• _ROWS_:
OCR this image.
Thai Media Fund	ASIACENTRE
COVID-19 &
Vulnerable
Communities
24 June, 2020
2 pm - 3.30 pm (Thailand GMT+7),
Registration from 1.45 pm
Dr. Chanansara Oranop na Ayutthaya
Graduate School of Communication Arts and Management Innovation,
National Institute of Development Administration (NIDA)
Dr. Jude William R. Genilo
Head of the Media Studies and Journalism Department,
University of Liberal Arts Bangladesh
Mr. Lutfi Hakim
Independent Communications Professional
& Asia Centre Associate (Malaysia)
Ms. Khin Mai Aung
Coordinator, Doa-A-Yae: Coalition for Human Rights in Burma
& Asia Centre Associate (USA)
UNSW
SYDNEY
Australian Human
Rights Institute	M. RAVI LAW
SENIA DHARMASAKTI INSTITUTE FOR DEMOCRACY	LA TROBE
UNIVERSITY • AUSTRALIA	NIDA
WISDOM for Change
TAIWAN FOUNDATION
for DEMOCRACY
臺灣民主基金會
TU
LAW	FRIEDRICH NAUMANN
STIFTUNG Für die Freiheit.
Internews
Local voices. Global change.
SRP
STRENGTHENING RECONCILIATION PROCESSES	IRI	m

• _JOB_: From the entries above, extract every line where the word "Human" appears.

• _FULL OUTPUT_:
Coordinator, Doa-A-Yae: Coalition for Human Rights in Burma
Australian Human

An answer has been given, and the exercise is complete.